Extracted information:
*-*-*

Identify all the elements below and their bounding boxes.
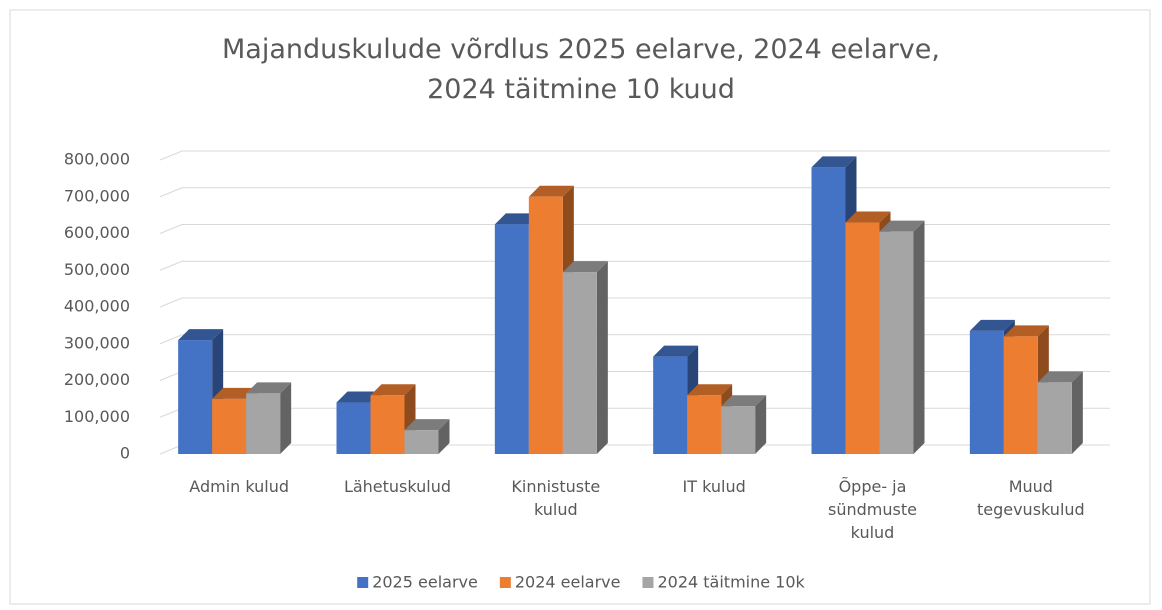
bar xyxy=(404,430,439,454)
grid-line-depth xyxy=(159,224,183,234)
bar-top xyxy=(178,329,224,341)
bar-top xyxy=(494,213,540,225)
legend: 2025 eelarve 2024 eelarve 2024 täitmine 10… xyxy=(357,573,806,592)
grid-line-depth xyxy=(159,187,183,198)
bar xyxy=(969,330,1004,454)
bar xyxy=(246,393,281,454)
x-tick-label: Muud tegevuskulud xyxy=(977,477,1085,519)
bar-top xyxy=(1003,325,1049,337)
y-tick-label: 700,000 xyxy=(64,186,130,205)
grid-line-depth xyxy=(159,150,183,161)
bar xyxy=(721,406,756,454)
bar-top xyxy=(246,382,292,394)
bar xyxy=(528,196,563,454)
bar xyxy=(811,167,846,454)
bar-top xyxy=(721,395,767,407)
bar-top xyxy=(528,185,574,197)
bar xyxy=(845,222,880,454)
bar-top xyxy=(1037,371,1083,383)
bar-side xyxy=(755,395,767,454)
legend-label: 2024 eelarve xyxy=(515,573,621,592)
bar-top xyxy=(370,384,416,396)
bar-top xyxy=(212,387,258,399)
legend-swatch xyxy=(499,577,511,588)
y-tick-label: 800,000 xyxy=(64,150,130,169)
bar xyxy=(494,224,529,454)
legend-label: 2024 täitmine 10k xyxy=(657,573,805,592)
y-tick-label: 200,000 xyxy=(64,370,130,389)
bar xyxy=(562,272,597,454)
grid-line-depth xyxy=(159,334,183,345)
y-tick-label: 0 xyxy=(120,444,130,463)
x-tick-label: Õppe- ja sündmuste kulud xyxy=(828,477,917,542)
bar xyxy=(879,231,914,454)
bar xyxy=(653,356,688,454)
y-tick-label: 300,000 xyxy=(64,333,130,352)
bar-top xyxy=(404,419,450,431)
x-tick-label: IT kulud xyxy=(683,477,746,496)
bar-top xyxy=(336,391,382,403)
bar-side xyxy=(1071,371,1083,454)
bar-side xyxy=(913,220,925,454)
bar-top xyxy=(969,319,1015,331)
legend-label: 2025 eelarve xyxy=(372,573,478,592)
bar-side xyxy=(280,382,292,454)
x-tick-label: Kinnistuste kulud xyxy=(511,477,600,519)
grid-line-depth xyxy=(159,297,183,308)
bar xyxy=(212,398,247,454)
legend-swatch xyxy=(357,577,369,588)
bar-top xyxy=(879,220,925,232)
bar-top xyxy=(811,156,857,168)
y-tick-label: 400,000 xyxy=(64,297,130,316)
bar-top xyxy=(845,211,891,223)
bar xyxy=(1003,336,1038,454)
bar xyxy=(687,395,722,454)
x-tick-label: Admin kulud xyxy=(189,477,289,496)
y-tick-label: 500,000 xyxy=(64,260,130,279)
bar-top xyxy=(562,261,608,273)
bar xyxy=(1037,382,1072,454)
chart-title: Majanduskulude võrdlus 2025 eelarve, 202… xyxy=(222,34,940,105)
bar xyxy=(336,402,371,454)
bar-top xyxy=(653,345,699,357)
grid-line-depth xyxy=(159,260,183,271)
x-tick-label: Lähetuskulud xyxy=(344,477,451,496)
bar xyxy=(370,395,405,454)
bar-side xyxy=(438,419,450,454)
y-tick-label: 100,000 xyxy=(64,407,130,426)
legend-swatch xyxy=(642,577,654,588)
y-tick-label: 600,000 xyxy=(64,223,130,242)
bar-side xyxy=(596,261,608,454)
bar xyxy=(178,340,213,454)
bar-top xyxy=(687,384,733,396)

*-*-*

Work to be completed: Update the records above by changing every "legend-swatch" to "legend-marker" and keeping everything else the same. Leave the pictures out of your answer.

Response to this exercise:
Identify all the elements below and their bounding boxes.
bar xyxy=(404,430,439,454)
grid-line-depth xyxy=(159,224,183,234)
bar-top xyxy=(178,329,224,341)
bar-top xyxy=(494,213,540,225)
legend: 2025 eelarve 2024 eelarve 2024 täitmine 10… xyxy=(357,573,806,592)
grid-line-depth xyxy=(159,187,183,198)
bar xyxy=(969,330,1004,454)
bar xyxy=(246,393,281,454)
x-tick-label: Muud tegevuskulud xyxy=(977,477,1085,519)
bar-top xyxy=(1003,325,1049,337)
y-tick-label: 700,000 xyxy=(64,186,130,205)
grid-line-depth xyxy=(159,150,183,161)
bar xyxy=(721,406,756,454)
bar-top xyxy=(246,382,292,394)
bar xyxy=(528,196,563,454)
bar xyxy=(811,167,846,454)
bar-top xyxy=(721,395,767,407)
bar-top xyxy=(528,185,574,197)
bar xyxy=(845,222,880,454)
bar-top xyxy=(1037,371,1083,383)
bar-side xyxy=(755,395,767,454)
legend-label: 2024 eelarve xyxy=(515,573,621,592)
bar-top xyxy=(370,384,416,396)
bar-top xyxy=(212,387,258,399)
legend-marker xyxy=(499,577,511,588)
y-tick-label: 800,000 xyxy=(64,150,130,169)
bar xyxy=(494,224,529,454)
legend-label: 2024 täitmine 10k xyxy=(657,573,805,592)
y-tick-label: 200,000 xyxy=(64,370,130,389)
bar xyxy=(562,272,597,454)
grid-line-depth xyxy=(159,334,183,345)
y-tick-label: 0 xyxy=(120,444,130,463)
x-tick-label: Õppe- ja sündmuste kulud xyxy=(828,477,917,542)
bar xyxy=(879,231,914,454)
bar xyxy=(653,356,688,454)
y-tick-label: 300,000 xyxy=(64,333,130,352)
bar-top xyxy=(404,419,450,431)
x-tick-label: IT kulud xyxy=(683,477,746,496)
bar-top xyxy=(336,391,382,403)
bar-side xyxy=(1071,371,1083,454)
bar-side xyxy=(913,220,925,454)
bar-top xyxy=(969,319,1015,331)
legend-label: 2025 eelarve xyxy=(372,573,478,592)
bar-side xyxy=(280,382,292,454)
x-tick-label: Kinnistuste kulud xyxy=(511,477,600,519)
grid-line-depth xyxy=(159,297,183,308)
bar xyxy=(212,398,247,454)
legend-marker xyxy=(357,577,369,588)
bar-top xyxy=(879,220,925,232)
bar-top xyxy=(811,156,857,168)
y-tick-label: 400,000 xyxy=(64,297,130,316)
bar-top xyxy=(845,211,891,223)
bar xyxy=(1003,336,1038,454)
bar xyxy=(687,395,722,454)
x-tick-label: Admin kulud xyxy=(189,477,289,496)
y-tick-label: 500,000 xyxy=(64,260,130,279)
bar-top xyxy=(562,261,608,273)
bar xyxy=(1037,382,1072,454)
chart-title: Majanduskulude võrdlus 2025 eelarve, 202… xyxy=(222,34,940,105)
bar xyxy=(336,402,371,454)
bar-top xyxy=(653,345,699,357)
grid-line-depth xyxy=(159,260,183,271)
x-tick-label: Lähetuskulud xyxy=(344,477,451,496)
bar xyxy=(370,395,405,454)
bar-side xyxy=(438,419,450,454)
y-tick-label: 100,000 xyxy=(64,407,130,426)
legend-marker xyxy=(642,577,654,588)
y-tick-label: 600,000 xyxy=(64,223,130,242)
bar-side xyxy=(596,261,608,454)
bar xyxy=(178,340,213,454)
bar-top xyxy=(687,384,733,396)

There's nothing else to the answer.